> Task requirements
Write out the data below word for word, from the line with "section-label: Contents xyxy=(37,495,108,516)" up to and including the line with "add-note-button[interactable]: Add Note".

> Stored records
※ ※ ※

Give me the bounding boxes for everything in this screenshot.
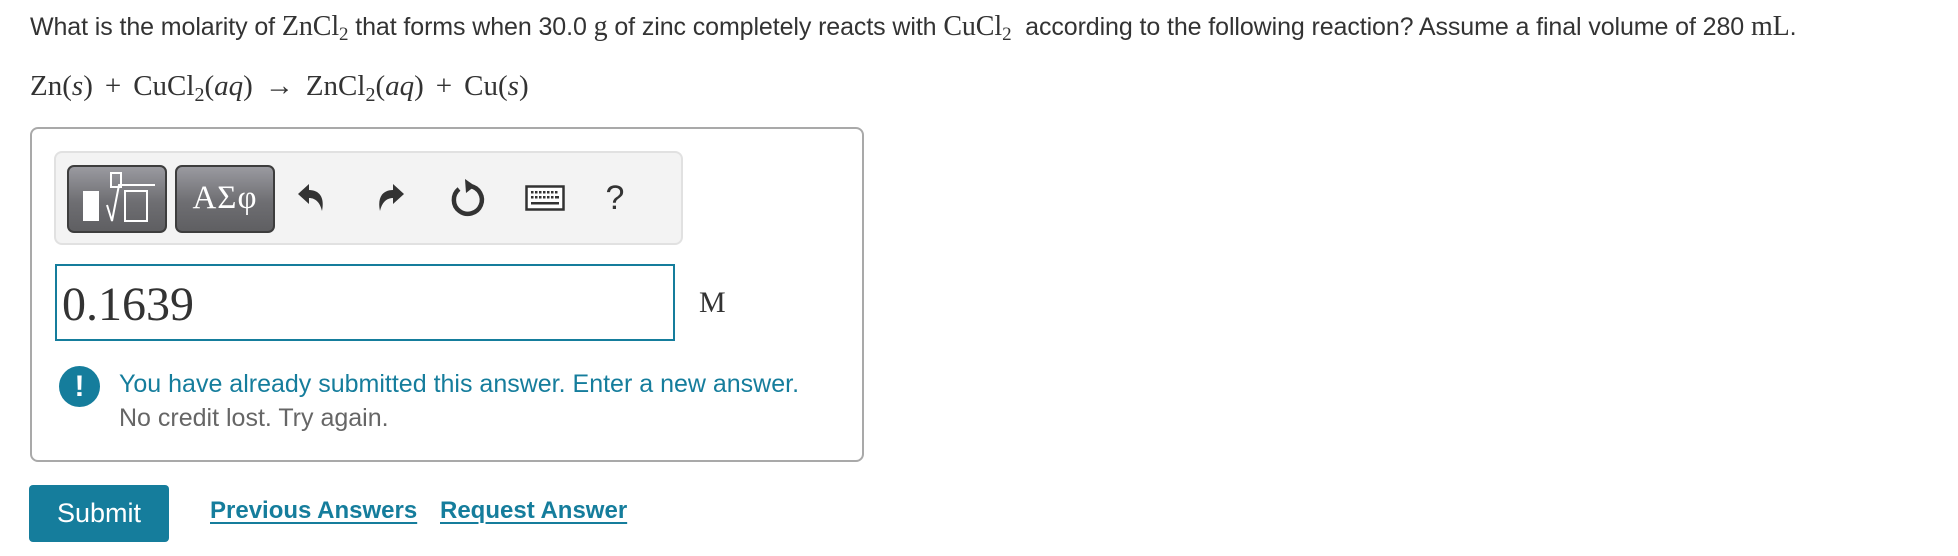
undo-icon — [298, 184, 323, 211]
previous-answers-link[interactable]: Previous Answers — [210, 497, 417, 525]
redo-icon — [379, 184, 404, 211]
question-part: . — [1789, 13, 1797, 41]
keyboard-icon — [525, 185, 565, 211]
help-button[interactable]: ? — [592, 175, 638, 221]
feedback-submessage: No credit lost. Try again. — [119, 404, 389, 432]
question-part: according to the following reaction? Ass… — [1011, 13, 1751, 41]
formula-zncl2: ZnCl2 — [281, 11, 349, 45]
exclamation-icon: ! — [59, 366, 100, 407]
plus-sign: + — [104, 70, 122, 102]
reset-icon — [451, 179, 485, 217]
question-part: of zinc completely reacts with — [607, 13, 944, 41]
templates-button[interactable] — [67, 165, 167, 233]
math-toolbar: ΑΣφ ? — [54, 151, 683, 245]
product-zncl2: ZnCl2(aq) — [305, 70, 424, 106]
answer-panel: ΑΣφ ? 0.1639 M ! You have already submit… — [30, 127, 864, 462]
question-text: What is the molarity of ZnCl2 that forms… — [30, 9, 1797, 45]
unit-ml: mL — [1750, 11, 1790, 42]
reset-button[interactable] — [444, 175, 490, 221]
redo-button[interactable] — [368, 175, 414, 221]
request-answer-link[interactable]: Request Answer — [440, 497, 627, 525]
question-part: that forms when 30.0 — [348, 13, 594, 41]
keyboard-button[interactable] — [522, 175, 568, 221]
templates-sqrt-icon — [83, 172, 155, 222]
reactant-cucl2: CuCl2(aq) — [133, 70, 253, 106]
reaction-arrow: → — [264, 70, 294, 102]
product-cu: Cu(s) — [464, 70, 529, 102]
unit-label: M — [699, 286, 726, 319]
reaction-equation: Zn(s) + CuCl2(aq) → ZnCl2(aq) + Cu(s) — [30, 66, 529, 106]
submit-button[interactable]: Submit — [29, 485, 169, 542]
question-part: What is the molarity of — [30, 13, 282, 41]
greek-symbols-button[interactable]: ΑΣφ — [175, 165, 275, 233]
feedback-message: You have already submitted this answer. … — [119, 370, 800, 398]
plus-sign: + — [435, 70, 453, 102]
formula-cucl2: CuCl2 — [943, 11, 1012, 45]
undo-button[interactable] — [288, 175, 334, 221]
unit-g: g — [593, 11, 608, 42]
answer-input[interactable] — [55, 264, 675, 341]
reactant-zn: Zn(s) — [30, 70, 93, 102]
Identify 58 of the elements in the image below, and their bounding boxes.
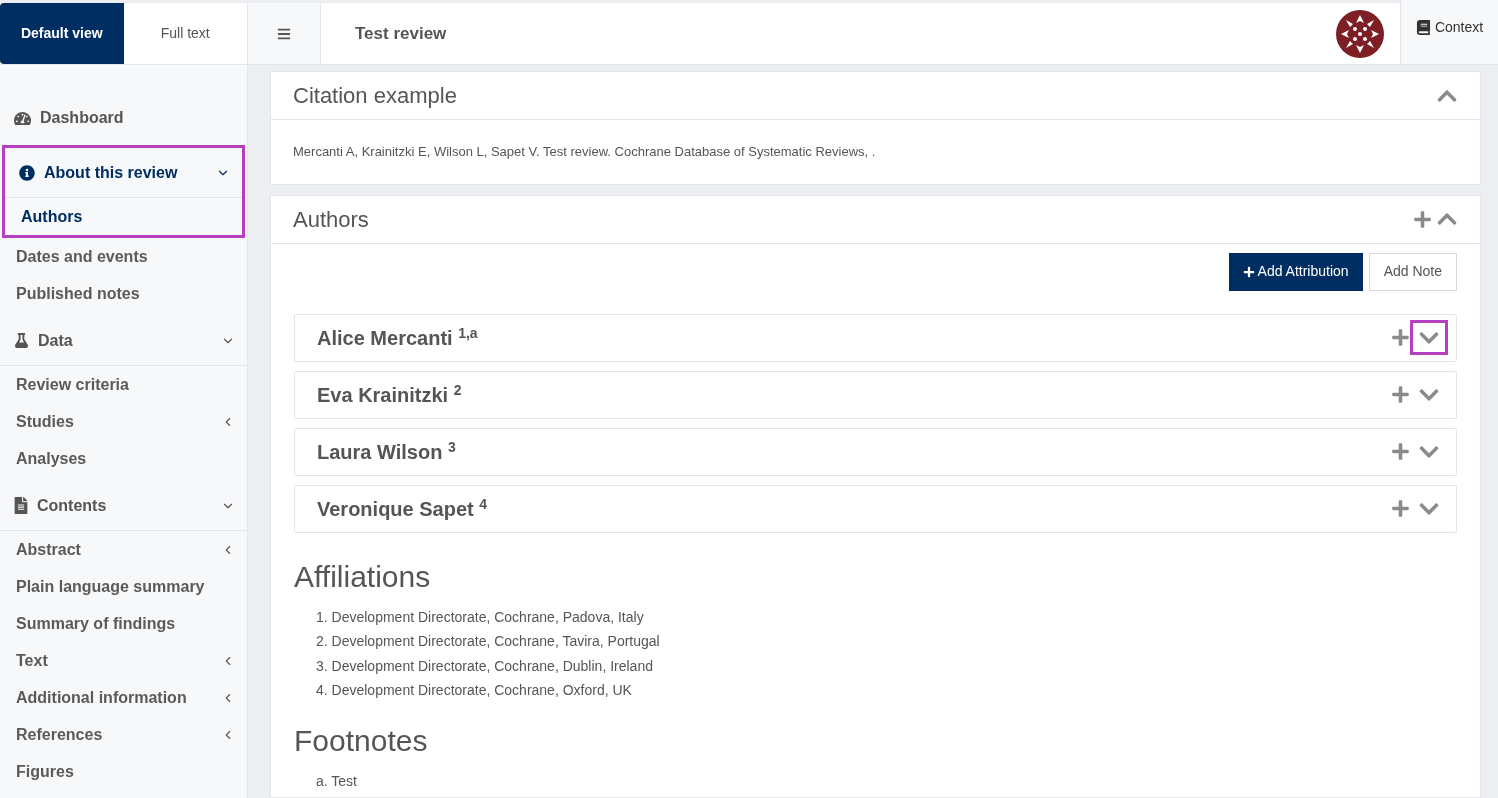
section-label: Contents xyxy=(37,495,108,516)
list-entry: 3. Development Directorate, Cochrane, Dublin, Ireland xyxy=(316,656,654,676)
sidebar-item[interactable]: Studies xyxy=(0,403,247,440)
flask-icon xyxy=(14,333,29,348)
plus-icon[interactable] xyxy=(1413,209,1432,229)
list-entry: 1. Development Directorate, Cochrane, Padova, Italy xyxy=(316,607,645,627)
page-title: Test review xyxy=(355,22,447,45)
section-heading: Affiliations xyxy=(294,558,432,595)
expand-toggle[interactable] xyxy=(1410,320,1448,355)
author-row[interactable]: Alice Mercanti $^{1,a}$ xyxy=(294,313,1457,362)
author-row[interactable]: Eva Krainitzki $^{2}$ xyxy=(294,370,1457,419)
view-tab[interactable]: Default view xyxy=(0,3,124,64)
logo-icon xyxy=(1335,8,1385,59)
panel-title: Authors xyxy=(293,205,370,234)
list-entry: 2. Development Directorate, Cochrane, Tavira, Portugal xyxy=(316,632,661,651)
section-heading: Footnotes xyxy=(294,722,429,759)
plus-icon xyxy=(1242,265,1255,278)
sidebar-item[interactable]: Text xyxy=(0,642,247,679)
gauge-icon xyxy=(14,109,31,127)
menu-icon xyxy=(277,26,291,41)
add-note-button[interactable]: Add Note xyxy=(1368,252,1457,291)
sidebar-item[interactable]: Published notes xyxy=(0,275,247,312)
sidebar-item[interactable]: Plain language summary xyxy=(0,568,247,605)
sidebar-item[interactable]: Figures xyxy=(0,753,247,790)
sidebar-section-header[interactable]: Dashboard xyxy=(0,93,247,143)
sidebar-item[interactable]: Abstract xyxy=(0,531,247,568)
author-row[interactable]: Veronique Sapet $^{4}$ xyxy=(294,484,1457,533)
sidebar-section-header[interactable]: About this review xyxy=(5,148,242,198)
sidebar-section-header[interactable]: Contents xyxy=(0,481,247,531)
plus-icon[interactable] xyxy=(1391,385,1410,404)
list-entry: a. Test xyxy=(316,771,358,791)
author-name: Laura Wilson $^{3}$ xyxy=(317,437,457,465)
section-label: Data xyxy=(38,330,74,351)
sidebar-item[interactable]: Analyses xyxy=(0,440,247,477)
book-icon xyxy=(1415,20,1431,35)
author-row[interactable]: Laura Wilson $^{3}$ xyxy=(294,427,1457,476)
context-button[interactable]: Context xyxy=(1400,0,1498,64)
sidebar-item[interactable]: Additional information xyxy=(0,679,247,716)
document-icon xyxy=(14,497,28,514)
author-name: Veronique Sapet $^{4}$ xyxy=(317,494,489,522)
author-name: Alice Mercanti $^{1,a}$ xyxy=(317,323,479,351)
plus-icon[interactable] xyxy=(1391,499,1410,518)
sidebar-item[interactable]: Dates and events xyxy=(0,238,247,275)
citation-text: Mercanti A, Krainitzki E, Wilson L, Sapet V. Test review. Cochrane Database of Systematic Reviews, . xyxy=(293,143,877,161)
info-icon xyxy=(19,164,35,181)
sidebar-section-header[interactable]: Data xyxy=(0,316,247,366)
section-label: About this review xyxy=(44,162,179,183)
list-entry: 4. Development Directorate, Cochrane, Oxford, UK xyxy=(316,681,633,700)
sidebar-item[interactable]: Summary of findings xyxy=(0,605,247,642)
author-name: Eva Krainitzki $^{2}$ xyxy=(317,380,463,408)
section-label: Dashboard xyxy=(40,108,125,128)
plus-icon[interactable] xyxy=(1391,442,1410,461)
add-attribution-button[interactable]: Add Attribution xyxy=(1228,252,1363,291)
panel-title: Citation example xyxy=(293,82,458,110)
sidebar-item[interactable]: References xyxy=(0,716,247,753)
sidebar-item[interactable]: Review criteria xyxy=(0,366,247,403)
sidebar-item[interactable]: Authors xyxy=(5,198,242,235)
plus-icon[interactable] xyxy=(1391,328,1410,347)
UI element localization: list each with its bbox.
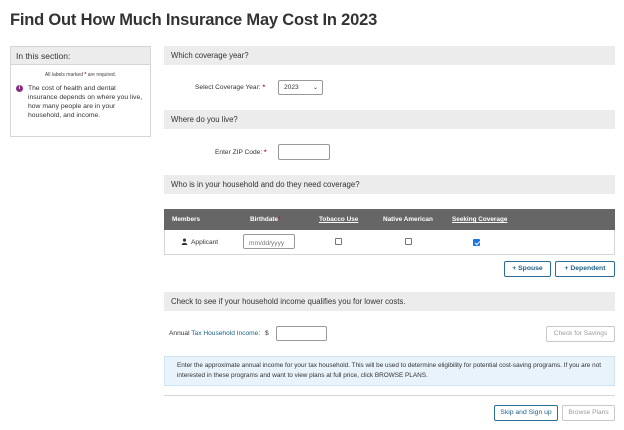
income-label: Annual Tax Household Income: $ (169, 330, 269, 337)
col-seeking-coverage[interactable]: Seeking Coverage (452, 216, 507, 223)
income-heading: Check to see if your household income qu… (164, 292, 615, 311)
coverage-year-heading: Which coverage year? (164, 46, 615, 65)
member-name: Applicant (191, 239, 219, 246)
household-table-header: Members Birthdate* Tobacco Use Native Am… (164, 209, 615, 230)
required-star: * (84, 72, 87, 78)
required-star: * (262, 84, 266, 91)
income-input[interactable] (276, 326, 327, 341)
income-help-note: Enter the approximate annual income for … (164, 356, 615, 386)
sidebar-heading: In this section: (11, 47, 150, 65)
page-title: Find Out How Much Insurance May Cost In … (10, 11, 378, 29)
sidebar-panel: In this section: All labels marked * are… (10, 46, 151, 137)
col-tobacco-use[interactable]: Tobacco Use (319, 216, 358, 223)
location-heading: Where do you live? (164, 110, 615, 129)
income-label-prefix: Annual (169, 330, 192, 337)
check-savings-button[interactable]: Check for Savings (546, 326, 615, 342)
income-label-suffix: : (258, 330, 261, 337)
required-star: * (264, 149, 267, 156)
table-row: Applicant (164, 230, 615, 255)
divider (164, 395, 615, 396)
coverage-year-select[interactable]: 2023 ⌄ (278, 80, 323, 95)
required-note-prefix: All labels marked (44, 72, 83, 78)
income-label-term: Tax Household Income (191, 330, 259, 337)
coverage-year-label-text: Select Coverage Year: (195, 84, 261, 91)
required-star: * (278, 216, 281, 223)
zip-input[interactable] (278, 144, 330, 160)
coverage-year-label: Select Coverage Year: * (195, 84, 265, 91)
seeking-coverage-checkbox[interactable] (473, 239, 480, 246)
currency-symbol: $ (265, 330, 269, 337)
add-spouse-button[interactable]: + Spouse (504, 261, 551, 277)
col-native-american: Native American (383, 216, 433, 223)
zip-label: Enter ZIP Code: * (215, 149, 267, 156)
sidebar-info-text: The cost of health and dental insurance … (28, 85, 143, 119)
skip-sign-up-button[interactable]: Skip and Sign up (494, 405, 558, 421)
native-american-checkbox[interactable] (405, 238, 412, 245)
col-members: Members (172, 216, 201, 223)
required-note-suffix: are required. (87, 72, 117, 78)
info-icon: i (16, 85, 23, 92)
tobacco-checkbox[interactable] (335, 238, 342, 245)
col-birthdate-text: Birthdate (250, 216, 279, 223)
household-heading: Who is in your household and do they nee… (164, 175, 615, 194)
sidebar-info: i The cost of health and dental insuranc… (16, 84, 145, 120)
col-birthdate: Birthdate* (250, 216, 281, 223)
person-icon (181, 238, 188, 245)
browse-plans-button[interactable]: Browse Plans (562, 405, 615, 421)
zip-label-text: Enter ZIP Code: (215, 149, 263, 156)
birthdate-input[interactable] (243, 234, 295, 249)
required-note: All labels marked * are required. (11, 72, 150, 78)
coverage-year-value: 2023 (284, 84, 299, 91)
chevron-down-icon: ⌄ (312, 85, 318, 91)
member-cell: Applicant (181, 238, 218, 246)
add-dependent-button[interactable]: + Dependent (555, 261, 615, 277)
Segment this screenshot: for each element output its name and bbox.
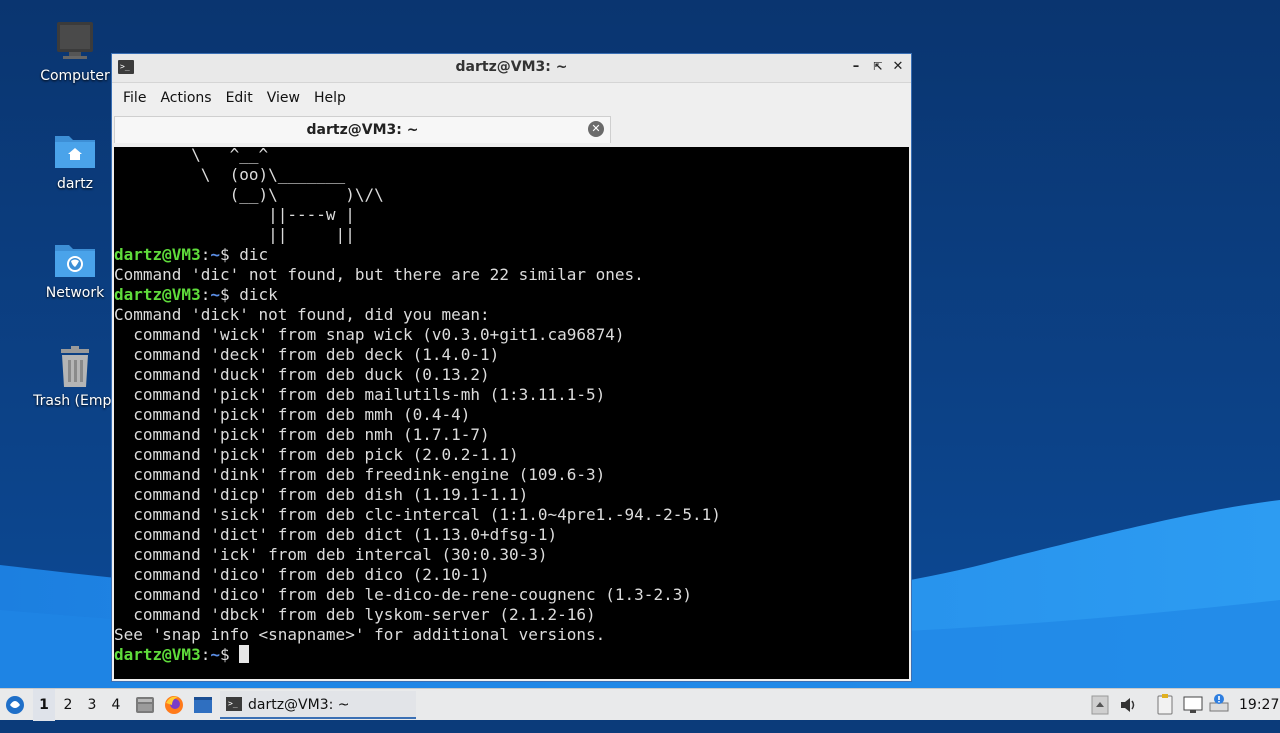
file-manager-icon (136, 697, 154, 713)
menu-view[interactable]: View (260, 90, 307, 106)
terminal-output-line: command 'pick' from deb mailutils-mh (1:… (114, 385, 606, 404)
terminal-app-icon: >_ (226, 697, 242, 711)
terminal-output-line: \ ^__^ (114, 147, 269, 164)
prompt-user: dartz@VM3 (114, 645, 201, 664)
workspace-2[interactable]: 2 (57, 689, 79, 721)
terminal-output-line: command 'dict' from deb dict (1.13.0+dfs… (114, 525, 558, 544)
volume-button[interactable] (1118, 689, 1138, 721)
menu-actions[interactable]: Actions (153, 90, 218, 106)
terminal-lines: \ ^__^ \ (oo)\_______ (__)\ )\/\ ||----w… (114, 147, 721, 665)
tray-expand-button[interactable] (1090, 689, 1110, 721)
terminal-output-line: command 'deck' from deb deck (1.4.0-1) (114, 345, 500, 364)
terminal-output-line: command 'pick' from deb pick (2.0.2-1.1) (114, 445, 519, 464)
file-manager-launcher[interactable] (134, 689, 156, 721)
terminal-output-line: command 'dicp' from deb dish (1.19.1-1.1… (114, 485, 529, 504)
prompt-path: ~ (210, 285, 220, 304)
terminal-output-line: command 'dico' from deb le-dico-de-rene-… (114, 585, 692, 604)
show-desktop-icon (194, 697, 212, 713)
terminal-output-line: command 'dink' from deb freedink-engine … (114, 465, 606, 484)
menu-file[interactable]: File (116, 90, 153, 106)
home-folder-icon (53, 128, 97, 172)
terminal-output-line: command 'ick' from deb intercal (30:0.30… (114, 545, 548, 564)
show-desktop-launcher[interactable] (192, 689, 214, 721)
terminal-tab[interactable]: dartz@VM3: ~ ✕ (114, 116, 611, 143)
clock[interactable]: 19:27 (1239, 689, 1279, 721)
terminal-output-line: Command 'dic' not found, but there are 2… (114, 265, 644, 284)
window-title: dartz@VM3: ~ (455, 59, 568, 75)
minimize-icon[interactable]: – (847, 58, 865, 76)
maximize-icon[interactable]: ⇱ (869, 58, 887, 76)
terminal-window[interactable]: >_ dartz@VM3: ~ – ⇱ ✕ File Actions Edit … (111, 53, 912, 682)
prompt-command: $ (219, 645, 240, 664)
workspace-3[interactable]: 3 (81, 689, 103, 721)
firefox-launcher[interactable] (163, 689, 185, 721)
terminal-output-line: command 'duck' from deb duck (0.13.2) (114, 365, 490, 384)
prompt-user: dartz@VM3 (114, 285, 201, 304)
terminal-output-line: (__)\ )\/\ (114, 185, 384, 204)
notification-icon (1209, 694, 1229, 712)
terminal-prompt-line: dartz@VM3:~$ (114, 645, 721, 665)
network-folder-icon (53, 237, 97, 281)
terminal-output-line: command 'pick' from deb mmh (0.4-4) (114, 405, 471, 424)
volume-icon (1121, 698, 1135, 712)
prompt-path: ~ (210, 245, 220, 264)
terminal-output-line: command 'pick' from deb nmh (1.7.1-7) (114, 425, 490, 444)
notification-button[interactable] (1208, 689, 1230, 721)
terminal-output[interactable]: \ ^__^ \ (oo)\_______ (__)\ )\/\ ||----w… (114, 147, 909, 679)
terminal-prompt-line: dartz@VM3:~$ dick (114, 285, 278, 304)
menu-edit[interactable]: Edit (219, 90, 260, 106)
workspace-4[interactable]: 4 (105, 689, 127, 721)
network-monitor-icon (1183, 696, 1203, 713)
terminal-prompt-line: dartz@VM3:~$ dic (114, 245, 269, 264)
terminal-output-line: || || (114, 225, 355, 244)
trash-icon (53, 345, 97, 389)
terminal-output-line: command 'dico' from deb dico (2.10-1) (114, 565, 490, 584)
prompt-command: $ dic (219, 245, 269, 264)
tab-close-icon[interactable]: ✕ (588, 121, 604, 137)
prompt-path: ~ (210, 645, 220, 664)
menu-help[interactable]: Help (307, 90, 353, 106)
window-titlebar[interactable]: >_ dartz@VM3: ~ – ⇱ ✕ (112, 54, 911, 83)
terminal-cursor (239, 645, 250, 663)
tray-arrow-icon (1091, 695, 1109, 715)
tab-bar: dartz@VM3: ~ ✕ (112, 113, 911, 147)
close-icon[interactable]: ✕ (889, 58, 907, 76)
network-monitor-button[interactable] (1182, 689, 1204, 721)
terminal-output-line: Command 'dick' not found, did you mean: (114, 305, 490, 324)
terminal-output-line: ||----w | (114, 205, 355, 224)
terminal-output-line: command 'dbck' from deb lyskom-server (2… (114, 605, 596, 624)
clipboard-button[interactable] (1154, 689, 1176, 721)
taskbar: 1 2 3 4 >_ dartz@VM3: ~ 19:27 (0, 688, 1280, 721)
start-menu-icon (6, 696, 24, 714)
tab-label: dartz@VM3: ~ (306, 122, 419, 138)
firefox-icon (165, 696, 183, 714)
start-menu-button[interactable] (4, 689, 28, 721)
clipboard-icon (1157, 694, 1173, 715)
prompt-user: dartz@VM3 (114, 245, 201, 264)
terminal-output-line: \ (oo)\_______ (114, 165, 346, 184)
menu-bar: File Actions Edit View Help (112, 83, 911, 113)
computer-icon (53, 20, 97, 64)
taskbar-task-terminal[interactable]: >_ dartz@VM3: ~ (220, 691, 416, 719)
workspace-1[interactable]: 1 (33, 689, 55, 721)
terminal-output-line: command 'wick' from snap wick (v0.3.0+gi… (114, 325, 625, 344)
prompt-command: $ dick (219, 285, 278, 304)
terminal-output-line: command 'sick' from deb clc-intercal (1:… (114, 505, 721, 524)
terminal-output-line: See 'snap info <snapname>' for additiona… (114, 625, 606, 644)
task-label: dartz@VM3: ~ (248, 697, 350, 713)
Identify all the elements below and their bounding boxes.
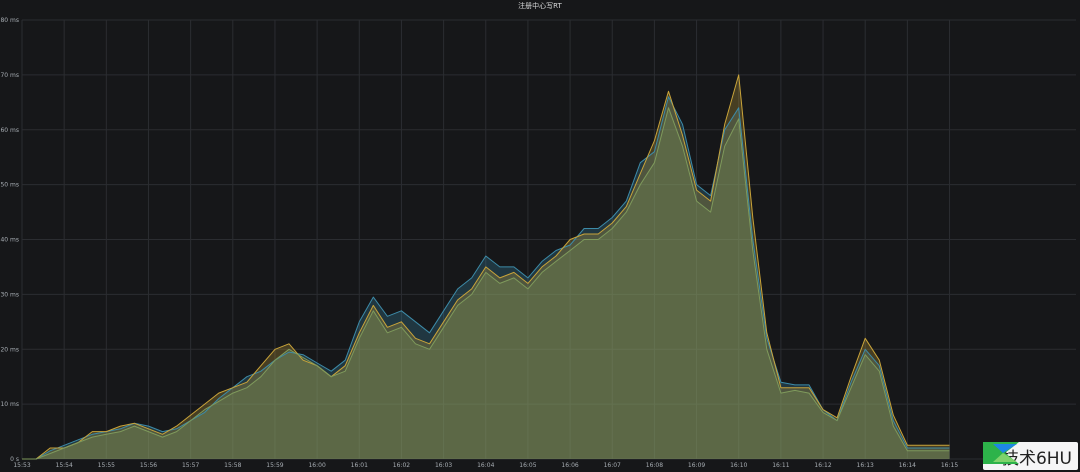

※ ※ ※

> Answer to this exercise
section-label: Contents xyxy=(37,495,108,516)
list-entry: 3. Development Directorate, Cochrane, Dublin, Ireland xyxy=(316,656,654,676)
sidebar-item[interactable]: Studies xyxy=(0,403,247,440)
flask-icon xyxy=(14,333,29,348)
plus-icon[interactable] xyxy=(1413,209,1432,229)
list-entry: 1. Development Directorate, Cochrane, Padova, Italy xyxy=(316,607,645,627)
page-title: Test review xyxy=(355,22,447,45)
section-heading: Affiliations xyxy=(294,558,432,595)
expand-toggle[interactable] xyxy=(1410,320,1448,355)
author-row[interactable]: Alice Mercanti $^{1,a}$ xyxy=(294,313,1457,362)
author-row[interactable]: Eva Krainitzki $^{2}$ xyxy=(294,370,1457,419)
view-tab[interactable]: Default view xyxy=(0,3,124,64)
logo-icon xyxy=(1335,8,1385,59)
panel-title: Authors xyxy=(293,205,370,234)
list-entry: 2. Development Directorate, Cochrane, Tavira, Portugal xyxy=(316,632,661,651)
section-heading: Footnotes xyxy=(294,722,429,759)
plus-icon xyxy=(1242,265,1255,278)
sidebar-item[interactable]: Text xyxy=(0,642,247,679)
gauge-icon xyxy=(14,109,31,127)
menu-icon xyxy=(277,26,291,41)
add-note-button[interactable]: Add Note xyxy=(1368,252,1457,291)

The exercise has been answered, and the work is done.